— start of Excerpted data —

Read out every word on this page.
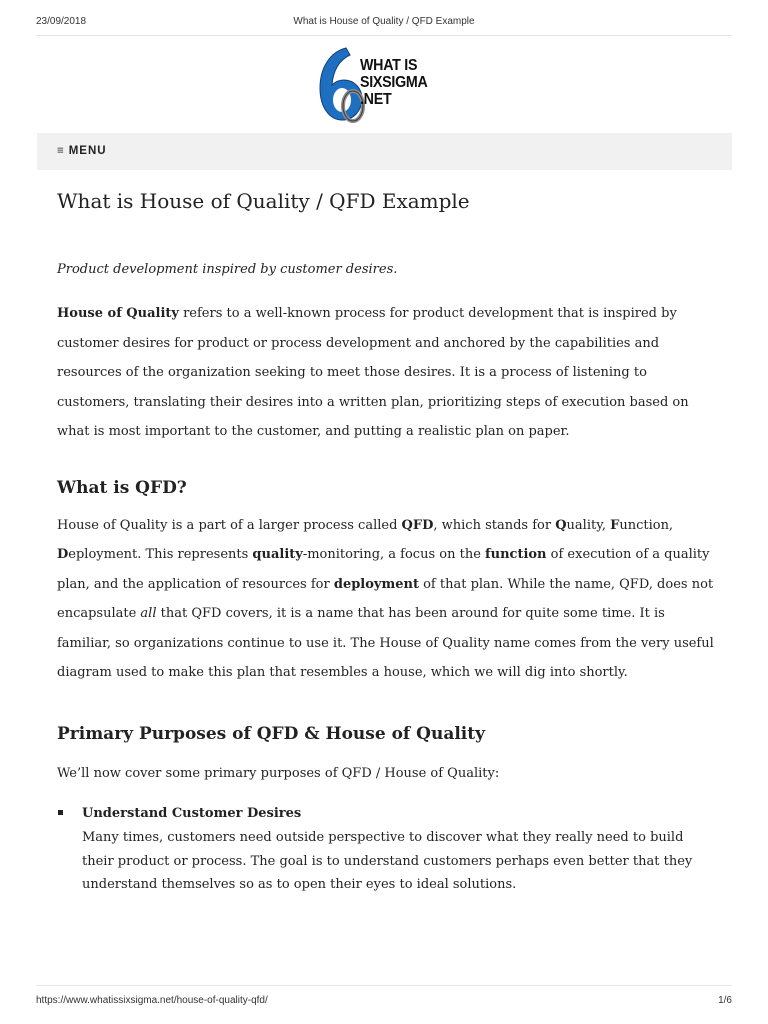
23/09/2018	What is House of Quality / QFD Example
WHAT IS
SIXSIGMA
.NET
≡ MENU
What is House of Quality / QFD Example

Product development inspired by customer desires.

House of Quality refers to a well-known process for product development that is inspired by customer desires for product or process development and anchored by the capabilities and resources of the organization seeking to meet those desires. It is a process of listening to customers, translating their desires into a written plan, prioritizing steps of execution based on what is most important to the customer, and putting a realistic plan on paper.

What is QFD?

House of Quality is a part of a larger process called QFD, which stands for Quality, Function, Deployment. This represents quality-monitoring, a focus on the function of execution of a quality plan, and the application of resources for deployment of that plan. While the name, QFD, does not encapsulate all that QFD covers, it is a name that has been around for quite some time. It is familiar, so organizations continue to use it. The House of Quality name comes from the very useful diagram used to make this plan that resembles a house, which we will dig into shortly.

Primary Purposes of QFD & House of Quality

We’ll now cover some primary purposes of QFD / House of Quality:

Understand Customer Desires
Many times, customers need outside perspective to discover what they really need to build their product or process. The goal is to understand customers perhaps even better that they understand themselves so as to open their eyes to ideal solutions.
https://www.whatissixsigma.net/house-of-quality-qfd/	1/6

— end of Excerpted data —
— start of Excerpted data —

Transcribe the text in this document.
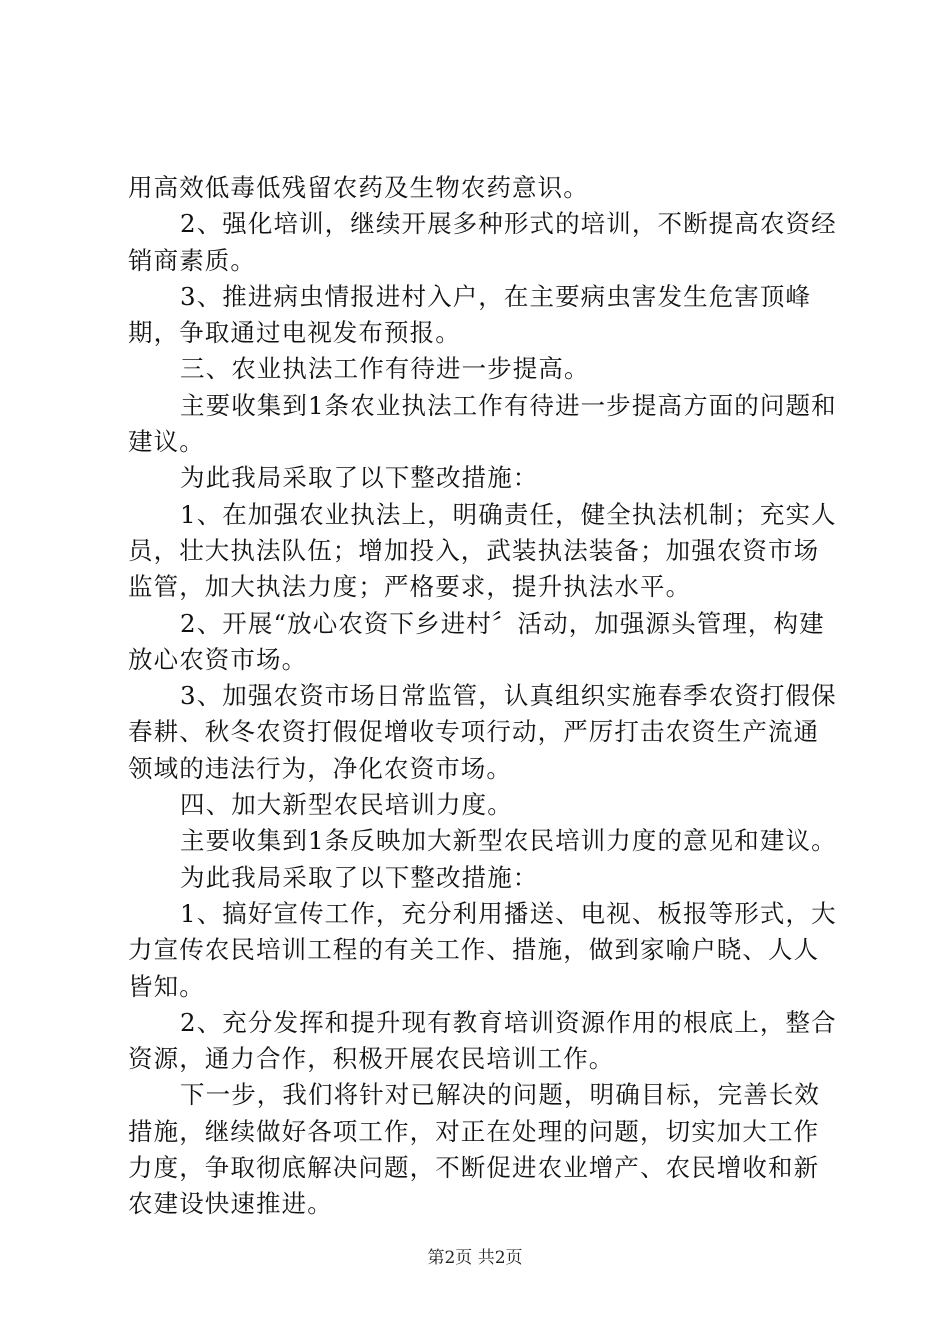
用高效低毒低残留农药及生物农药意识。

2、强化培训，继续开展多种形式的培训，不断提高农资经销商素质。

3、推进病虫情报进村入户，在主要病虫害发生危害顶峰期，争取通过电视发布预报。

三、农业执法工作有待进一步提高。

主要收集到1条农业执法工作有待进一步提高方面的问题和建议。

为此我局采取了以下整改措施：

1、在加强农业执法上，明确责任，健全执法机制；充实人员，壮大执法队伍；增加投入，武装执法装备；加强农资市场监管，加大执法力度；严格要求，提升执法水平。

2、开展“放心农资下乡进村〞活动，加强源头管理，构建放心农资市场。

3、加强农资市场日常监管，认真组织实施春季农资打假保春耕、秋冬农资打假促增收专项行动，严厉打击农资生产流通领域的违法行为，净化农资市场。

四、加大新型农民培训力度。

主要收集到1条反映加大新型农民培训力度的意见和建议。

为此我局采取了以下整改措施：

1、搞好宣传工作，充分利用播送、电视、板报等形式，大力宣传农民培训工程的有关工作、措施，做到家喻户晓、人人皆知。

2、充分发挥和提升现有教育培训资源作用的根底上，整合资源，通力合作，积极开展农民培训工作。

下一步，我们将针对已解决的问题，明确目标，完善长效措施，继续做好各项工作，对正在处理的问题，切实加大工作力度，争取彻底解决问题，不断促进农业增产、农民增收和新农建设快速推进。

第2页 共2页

— end of Excerpted data —
— start of Excerpted data —

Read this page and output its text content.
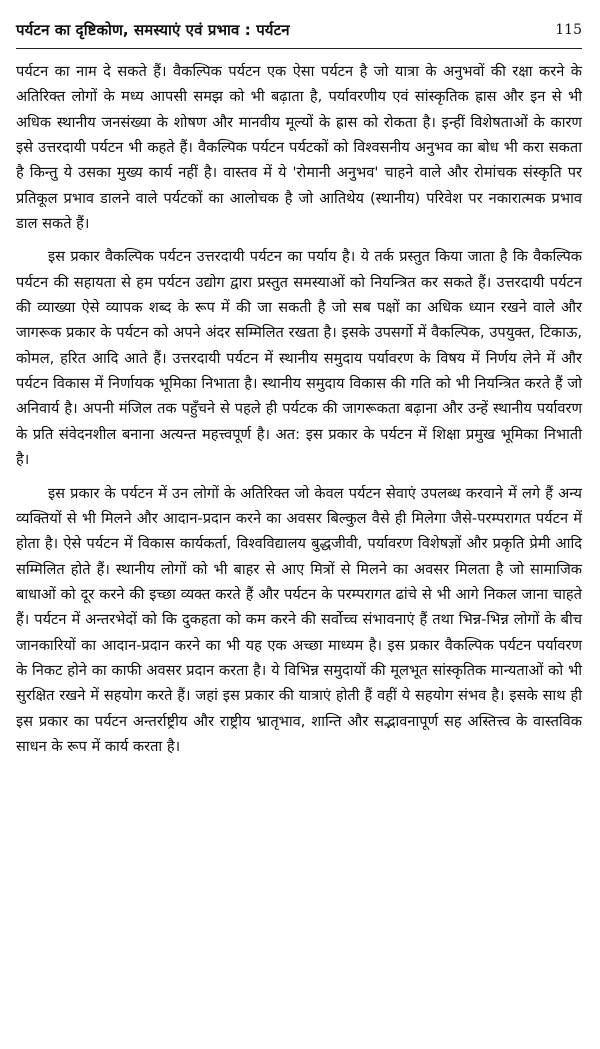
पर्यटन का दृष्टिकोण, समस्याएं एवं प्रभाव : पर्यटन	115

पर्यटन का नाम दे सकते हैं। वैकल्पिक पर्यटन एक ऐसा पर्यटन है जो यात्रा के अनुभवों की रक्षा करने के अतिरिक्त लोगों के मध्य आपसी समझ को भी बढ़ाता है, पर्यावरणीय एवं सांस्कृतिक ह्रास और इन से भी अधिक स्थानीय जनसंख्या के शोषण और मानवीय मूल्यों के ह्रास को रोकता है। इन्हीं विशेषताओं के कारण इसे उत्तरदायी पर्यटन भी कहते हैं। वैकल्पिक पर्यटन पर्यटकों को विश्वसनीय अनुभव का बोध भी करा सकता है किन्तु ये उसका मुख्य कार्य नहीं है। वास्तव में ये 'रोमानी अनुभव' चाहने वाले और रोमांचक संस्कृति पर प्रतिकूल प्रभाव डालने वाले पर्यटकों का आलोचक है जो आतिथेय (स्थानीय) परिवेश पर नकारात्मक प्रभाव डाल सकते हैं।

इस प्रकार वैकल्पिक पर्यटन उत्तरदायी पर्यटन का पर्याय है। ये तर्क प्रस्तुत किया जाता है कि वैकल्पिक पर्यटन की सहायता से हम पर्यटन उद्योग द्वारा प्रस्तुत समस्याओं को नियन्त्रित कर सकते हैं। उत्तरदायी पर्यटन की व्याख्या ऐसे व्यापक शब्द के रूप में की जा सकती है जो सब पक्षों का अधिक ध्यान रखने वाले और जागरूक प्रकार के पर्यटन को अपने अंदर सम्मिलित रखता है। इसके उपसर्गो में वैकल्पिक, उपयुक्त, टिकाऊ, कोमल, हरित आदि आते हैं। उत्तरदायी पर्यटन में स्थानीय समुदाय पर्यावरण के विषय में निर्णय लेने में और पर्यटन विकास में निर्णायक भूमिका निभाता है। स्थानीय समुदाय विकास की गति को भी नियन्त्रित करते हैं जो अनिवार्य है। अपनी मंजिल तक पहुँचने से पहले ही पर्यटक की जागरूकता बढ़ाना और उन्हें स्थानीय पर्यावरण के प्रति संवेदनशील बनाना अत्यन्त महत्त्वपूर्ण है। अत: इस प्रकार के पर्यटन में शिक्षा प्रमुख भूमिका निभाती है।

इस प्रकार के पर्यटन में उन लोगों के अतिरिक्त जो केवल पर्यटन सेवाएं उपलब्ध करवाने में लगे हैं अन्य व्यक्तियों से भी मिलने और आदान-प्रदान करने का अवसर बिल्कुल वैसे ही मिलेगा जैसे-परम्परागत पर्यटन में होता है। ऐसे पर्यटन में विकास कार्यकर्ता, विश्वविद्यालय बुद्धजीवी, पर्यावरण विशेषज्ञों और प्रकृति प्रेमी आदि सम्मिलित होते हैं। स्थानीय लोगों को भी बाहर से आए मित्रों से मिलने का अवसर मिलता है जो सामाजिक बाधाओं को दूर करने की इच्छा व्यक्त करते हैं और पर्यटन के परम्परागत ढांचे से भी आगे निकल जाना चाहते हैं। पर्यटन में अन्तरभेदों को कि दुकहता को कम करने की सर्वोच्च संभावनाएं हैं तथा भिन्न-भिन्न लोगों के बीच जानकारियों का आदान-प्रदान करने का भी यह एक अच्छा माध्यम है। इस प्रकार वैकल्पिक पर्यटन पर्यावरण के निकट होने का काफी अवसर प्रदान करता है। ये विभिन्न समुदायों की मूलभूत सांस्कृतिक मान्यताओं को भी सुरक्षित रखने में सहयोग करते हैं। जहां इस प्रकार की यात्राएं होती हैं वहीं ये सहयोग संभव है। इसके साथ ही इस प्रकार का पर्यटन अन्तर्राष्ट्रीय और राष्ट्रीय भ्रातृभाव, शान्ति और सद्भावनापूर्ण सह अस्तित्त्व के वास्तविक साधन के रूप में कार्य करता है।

— end of Excerpted data —

From the listing above, pick out each line where the word "Read" appears.

Read out every word on this page.
Read this page and output its text content.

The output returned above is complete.